Requirement:
Each of the entries should be retyped precisely as it appears.

#####

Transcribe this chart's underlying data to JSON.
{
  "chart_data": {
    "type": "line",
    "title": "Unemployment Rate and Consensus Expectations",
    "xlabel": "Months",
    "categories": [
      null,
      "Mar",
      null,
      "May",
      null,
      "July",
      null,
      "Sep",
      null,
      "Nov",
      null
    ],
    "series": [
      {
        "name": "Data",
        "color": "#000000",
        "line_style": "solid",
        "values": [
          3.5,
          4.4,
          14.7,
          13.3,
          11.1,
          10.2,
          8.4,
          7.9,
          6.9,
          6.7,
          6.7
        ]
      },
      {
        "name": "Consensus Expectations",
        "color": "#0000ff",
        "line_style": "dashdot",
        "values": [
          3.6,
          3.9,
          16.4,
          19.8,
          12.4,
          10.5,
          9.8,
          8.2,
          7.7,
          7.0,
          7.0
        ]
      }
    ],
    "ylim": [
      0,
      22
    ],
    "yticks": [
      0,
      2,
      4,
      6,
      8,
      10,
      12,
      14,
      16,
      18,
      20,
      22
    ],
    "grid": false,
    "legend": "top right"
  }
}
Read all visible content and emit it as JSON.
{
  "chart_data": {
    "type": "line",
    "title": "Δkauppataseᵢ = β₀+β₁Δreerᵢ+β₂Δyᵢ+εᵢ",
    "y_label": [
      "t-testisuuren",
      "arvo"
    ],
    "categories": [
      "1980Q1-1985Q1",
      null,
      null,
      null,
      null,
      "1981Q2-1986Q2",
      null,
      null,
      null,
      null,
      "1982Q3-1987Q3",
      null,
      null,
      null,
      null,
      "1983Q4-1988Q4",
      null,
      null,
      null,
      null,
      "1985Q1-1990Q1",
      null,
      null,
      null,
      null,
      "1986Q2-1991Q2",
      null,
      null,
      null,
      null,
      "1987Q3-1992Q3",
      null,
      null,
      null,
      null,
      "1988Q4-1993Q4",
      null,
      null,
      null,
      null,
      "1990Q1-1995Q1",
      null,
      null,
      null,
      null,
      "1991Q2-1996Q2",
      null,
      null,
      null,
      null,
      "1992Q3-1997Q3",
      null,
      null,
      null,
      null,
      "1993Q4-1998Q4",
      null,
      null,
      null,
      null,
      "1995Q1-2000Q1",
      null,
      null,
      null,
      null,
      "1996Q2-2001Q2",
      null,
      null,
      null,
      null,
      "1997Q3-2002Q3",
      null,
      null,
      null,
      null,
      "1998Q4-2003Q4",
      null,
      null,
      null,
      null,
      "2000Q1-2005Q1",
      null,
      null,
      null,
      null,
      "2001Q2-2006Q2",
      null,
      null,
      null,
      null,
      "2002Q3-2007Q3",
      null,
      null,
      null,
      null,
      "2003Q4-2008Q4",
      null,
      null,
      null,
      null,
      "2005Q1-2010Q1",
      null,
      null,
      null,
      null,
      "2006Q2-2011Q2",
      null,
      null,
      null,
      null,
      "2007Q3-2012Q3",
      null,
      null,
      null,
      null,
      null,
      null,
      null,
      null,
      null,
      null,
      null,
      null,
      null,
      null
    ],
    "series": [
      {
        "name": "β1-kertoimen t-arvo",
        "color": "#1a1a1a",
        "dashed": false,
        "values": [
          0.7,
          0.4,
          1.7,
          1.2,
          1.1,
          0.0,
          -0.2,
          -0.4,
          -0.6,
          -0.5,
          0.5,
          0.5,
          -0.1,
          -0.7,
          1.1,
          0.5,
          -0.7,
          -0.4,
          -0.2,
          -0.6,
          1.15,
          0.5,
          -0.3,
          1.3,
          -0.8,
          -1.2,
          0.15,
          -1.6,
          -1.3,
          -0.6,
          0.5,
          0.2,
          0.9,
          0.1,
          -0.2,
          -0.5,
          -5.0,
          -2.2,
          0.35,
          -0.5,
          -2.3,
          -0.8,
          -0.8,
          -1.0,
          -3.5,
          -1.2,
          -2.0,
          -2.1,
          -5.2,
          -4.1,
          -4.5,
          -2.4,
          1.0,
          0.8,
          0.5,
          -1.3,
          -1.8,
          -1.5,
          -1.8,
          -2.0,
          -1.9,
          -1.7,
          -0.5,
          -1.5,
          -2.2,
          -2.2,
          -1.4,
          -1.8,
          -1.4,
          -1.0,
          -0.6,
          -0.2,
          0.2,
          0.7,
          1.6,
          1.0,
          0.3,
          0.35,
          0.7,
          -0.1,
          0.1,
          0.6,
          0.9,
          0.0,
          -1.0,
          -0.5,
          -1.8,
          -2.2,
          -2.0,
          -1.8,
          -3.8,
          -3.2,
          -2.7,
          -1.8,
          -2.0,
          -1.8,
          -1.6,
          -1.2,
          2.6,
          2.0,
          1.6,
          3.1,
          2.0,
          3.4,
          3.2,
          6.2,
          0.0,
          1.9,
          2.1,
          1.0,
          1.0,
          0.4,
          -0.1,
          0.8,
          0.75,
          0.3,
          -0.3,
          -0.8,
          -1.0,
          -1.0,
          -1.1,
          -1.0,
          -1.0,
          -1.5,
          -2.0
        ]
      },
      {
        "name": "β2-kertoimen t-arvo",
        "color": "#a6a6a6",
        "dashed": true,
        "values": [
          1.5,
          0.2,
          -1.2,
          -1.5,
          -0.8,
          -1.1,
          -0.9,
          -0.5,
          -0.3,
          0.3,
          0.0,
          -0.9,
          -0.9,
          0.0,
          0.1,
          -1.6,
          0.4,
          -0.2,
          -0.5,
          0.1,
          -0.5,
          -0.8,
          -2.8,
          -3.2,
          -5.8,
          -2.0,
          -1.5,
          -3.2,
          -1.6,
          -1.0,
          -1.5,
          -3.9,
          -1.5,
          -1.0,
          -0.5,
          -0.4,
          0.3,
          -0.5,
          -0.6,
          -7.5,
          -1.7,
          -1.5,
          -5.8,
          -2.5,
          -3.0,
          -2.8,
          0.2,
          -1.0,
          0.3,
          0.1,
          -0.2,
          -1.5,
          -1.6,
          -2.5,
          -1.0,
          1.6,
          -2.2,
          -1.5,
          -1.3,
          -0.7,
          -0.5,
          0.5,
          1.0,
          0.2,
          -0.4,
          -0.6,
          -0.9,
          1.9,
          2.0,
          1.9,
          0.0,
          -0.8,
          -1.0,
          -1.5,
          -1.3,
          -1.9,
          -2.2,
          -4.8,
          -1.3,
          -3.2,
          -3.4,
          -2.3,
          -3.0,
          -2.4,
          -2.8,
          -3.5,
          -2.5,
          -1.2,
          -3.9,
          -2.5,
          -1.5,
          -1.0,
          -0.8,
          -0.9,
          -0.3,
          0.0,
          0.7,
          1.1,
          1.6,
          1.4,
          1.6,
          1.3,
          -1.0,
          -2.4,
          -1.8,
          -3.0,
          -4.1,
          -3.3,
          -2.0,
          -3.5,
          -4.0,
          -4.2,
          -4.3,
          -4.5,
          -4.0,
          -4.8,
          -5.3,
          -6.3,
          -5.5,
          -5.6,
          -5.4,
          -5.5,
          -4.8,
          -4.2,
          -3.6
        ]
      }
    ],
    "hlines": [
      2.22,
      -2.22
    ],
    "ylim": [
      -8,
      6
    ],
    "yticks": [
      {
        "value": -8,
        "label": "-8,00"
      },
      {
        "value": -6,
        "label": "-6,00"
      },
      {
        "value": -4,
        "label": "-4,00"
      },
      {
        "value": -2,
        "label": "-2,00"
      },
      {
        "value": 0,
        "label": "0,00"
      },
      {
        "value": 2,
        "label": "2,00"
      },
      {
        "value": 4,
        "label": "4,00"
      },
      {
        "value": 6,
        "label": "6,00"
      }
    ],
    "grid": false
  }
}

#####

Task answer:
Transcribe this chart's underlying data to JSON.
{
  "chart_data": {
    "type": "line",
    "title": "Unemployment Rate and Consensus Expectations",
    "xlabel": "Months",
    "categories": [
      null,
      "Mar",
      null,
      "May",
      null,
      "July",
      null,
      "Sep",
      null,
      "Nov",
      null
    ],
    "series": [
      {
        "name": "Data",
        "color": "#000000",
        "line_style": "solid",
        "values": [
          3.5,
          4.4,
          14.7,
          13.3,
          11.1,
          10.2,
          8.4,
          7.9,
          6.9,
          6.7,
          6.7
        ]
      },
      {
        "name": "Consensus Expectations",
        "color": "#0000ff",
        "line_style": "dashdot",
        "values": [
          3.6,
          3.9,
          16.4,
          19.8,
          12.4,
          10.5,
          9.8,
          8.2,
          7.7,
          7.0,
          7.0
        ]
      }
    ],
    "ylim": [
      0,
      22
    ],
    "yticks": [
      0,
      2,
      4,
      6,
      8,
      10,
      12,
      14,
      16,
      18,
      20,
      22
    ],
    "grid": false,
    "legend": "top right"
  }
}
Read all visible content and emit it as JSON.
{
  "chart_data": {
    "type": "line",
    "title": "Δkauppataseᵢ = β₀+β₁Δreerᵢ+β₂Δyᵢ+εᵢ",
    "y_label": [
      "t-testisuuren",
      "arvo"
    ],
    "categories": [
      "1980Q1-1985Q1",
      null,
      null,
      null,
      null,
      "1981Q2-1986Q2",
      null,
      null,
      null,
      null,
      "1982Q3-1987Q3",
      null,
      null,
      null,
      null,
      "1983Q4-1988Q4",
      null,
      null,
      null,
      null,
      "1985Q1-1990Q1",
      null,
      null,
      null,
      null,
      "1986Q2-1991Q2",
      null,
      null,
      null,
      null,
      "1987Q3-1992Q3",
      null,
      null,
      null,
      null,
      "1988Q4-1993Q4",
      null,
      null,
      null,
      null,
      "1990Q1-1995Q1",
      null,
      null,
      null,
      null,
      "1991Q2-1996Q2",
      null,
      null,
      null,
      null,
      "1992Q3-1997Q3",
      null,
      null,
      null,
      null,
      "1993Q4-1998Q4",
      null,
      null,
      null,
      null,
      "1995Q1-2000Q1",
      null,
      null,
      null,
      null,
      "1996Q2-2001Q2",
      null,
      null,
      null,
      null,
      "1997Q3-2002Q3",
      null,
      null,
      null,
      null,
      "1998Q4-2003Q4",
      null,
      null,
      null,
      null,
      "2000Q1-2005Q1",
      null,
      null,
      null,
      null,
      "2001Q2-2006Q2",
      null,
      null,
      null,
      null,
      "2002Q3-2007Q3",
      null,
      null,
      null,
      null,
      "2003Q4-2008Q4",
      null,
      null,
      null,
      null,
      "2005Q1-2010Q1",
      null,
      null,
      null,
      null,
      "2006Q2-2011Q2",
      null,
      null,
      null,
      null,
      "2007Q3-2012Q3",
      null,
      null,
      null,
      null,
      null,
      null,
      null,
      null,
      null,
      null,
      null,
      null,
      null,
      null
    ],
    "series": [
      {
        "name": "β1-kertoimen t-arvo",
        "color": "#1a1a1a",
        "dashed": false,
        "values": [
          0.7,
          0.4,
          1.7,
          1.2,
          1.1,
          0.0,
          -0.2,
          -0.4,
          -0.6,
          -0.5,
          0.5,
          0.5,
          -0.1,
          -0.7,
          1.1,
          0.5,
          -0.7,
          -0.4,
          -0.2,
          -0.6,
          1.15,
          0.5,
          -0.3,
          1.3,
          -0.8,
          -1.2,
          0.15,
          -1.6,
          -1.3,
          -0.6,
          0.5,
          0.2,
          0.9,
          0.1,
          -0.2,
          -0.5,
          -5.0,
          -2.2,
          0.35,
          -0.5,
          -2.3,
          -0.8,
          -0.8,
          -1.0,
          -3.5,
          -1.2,
          -2.0,
          -2.1,
          -5.2,
          -4.1,
          -4.5,
          -2.4,
          1.0,
          0.8,
          0.5,
          -1.3,
          -1.8,
          -1.5,
          -1.8,
          -2.0,
          -1.9,
          -1.7,
          -0.5,
          -1.5,
          -2.2,
          -2.2,
          -1.4,
          -1.8,
          -1.4,
          -1.0,
          -0.6,
          -0.2,
          0.2,
          0.7,
          1.6,
          1.0,
          0.3,
          0.35,
          0.7,
          -0.1,
          0.1,
          0.6,
          0.9,
          0.0,
          -1.0,
          -0.5,
          -1.8,
          -2.2,
          -2.0,
          -1.8,
          -3.8,
          -3.2,
          -2.7,
          -1.8,
          -2.0,
          -1.8,
          -1.6,
          -1.2,
          2.6,
          2.0,
          1.6,
          3.1,
          2.0,
          3.4,
          3.2,
          6.2,
          0.0,
          1.9,
          2.1,
          1.0,
          1.0,
          0.4,
          -0.1,
          0.8,
          0.75,
          0.3,
          -0.3,
          -0.8,
          -1.0,
          -1.0,
          -1.1,
          -1.0,
          -1.0,
          -1.5,
          -2.0
        ]
      },
      {
        "name": "β2-kertoimen t-arvo",
        "color": "#a6a6a6",
        "dashed": true,
        "values": [
          1.5,
          0.2,
          -1.2,
          -1.5,
          -0.8,
          -1.1,
          -0.9,
          -0.5,
          -0.3,
          0.3,
          0.0,
          -0.9,
          -0.9,
          0.0,
          0.1,
          -1.6,
          0.4,
          -0.2,
          -0.5,
          0.1,
          -0.5,
          -0.8,
          -2.8,
          -3.2,
          -5.8,
          -2.0,
          -1.5,
          -3.2,
          -1.6,
          -1.0,
          -1.5,
          -3.9,
          -1.5,
          -1.0,
          -0.5,
          -0.4,
          0.3,
          -0.5,
          -0.6,
          -7.5,
          -1.7,
          -1.5,
          -5.8,
          -2.5,
          -3.0,
          -2.8,
          0.2,
          -1.0,
          0.3,
          0.1,
          -0.2,
          -1.5,
          -1.6,
          -2.5,
          -1.0,
          1.6,
          -2.2,
          -1.5,
          -1.3,
          -0.7,
          -0.5,
          0.5,
          1.0,
          0.2,
          -0.4,
          -0.6,
          -0.9,
          1.9,
          2.0,
          1.9,
          0.0,
          -0.8,
          -1.0,
          -1.5,
          -1.3,
          -1.9,
          -2.2,
          -4.8,
          -1.3,
          -3.2,
          -3.4,
          -2.3,
          -3.0,
          -2.4,
          -2.8,
          -3.5,
          -2.5,
          -1.2,
          -3.9,
          -2.5,
          -1.5,
          -1.0,
          -0.8,
          -0.9,
          -0.3,
          0.0,
          0.7,
          1.1,
          1.6,
          1.4,
          1.6,
          1.3,
          -1.0,
          -2.4,
          -1.8,
          -3.0,
          -4.1,
          -3.3,
          -2.0,
          -3.5,
          -4.0,
          -4.2,
          -4.3,
          -4.5,
          -4.0,
          -4.8,
          -5.3,
          -6.3,
          -5.5,
          -5.6,
          -5.4,
          -5.5,
          -4.8,
          -4.2,
          -3.6
        ]
      }
    ],
    "hlines": [
      2.22,
      -2.22
    ],
    "ylim": [
      -8,
      6
    ],
    "yticks": [
      {
        "value": -8,
        "label": "-8,00"
      },
      {
        "value": -6,
        "label": "-6,00"
      },
      {
        "value": -4,
        "label": "-4,00"
      },
      {
        "value": -2,
        "label": "-2,00"
      },
      {
        "value": 0,
        "label": "0,00"
      },
      {
        "value": 2,
        "label": "2,00"
      },
      {
        "value": 4,
        "label": "4,00"
      },
      {
        "value": 6,
        "label": "6,00"
      }
    ],
    "grid": false
  }
}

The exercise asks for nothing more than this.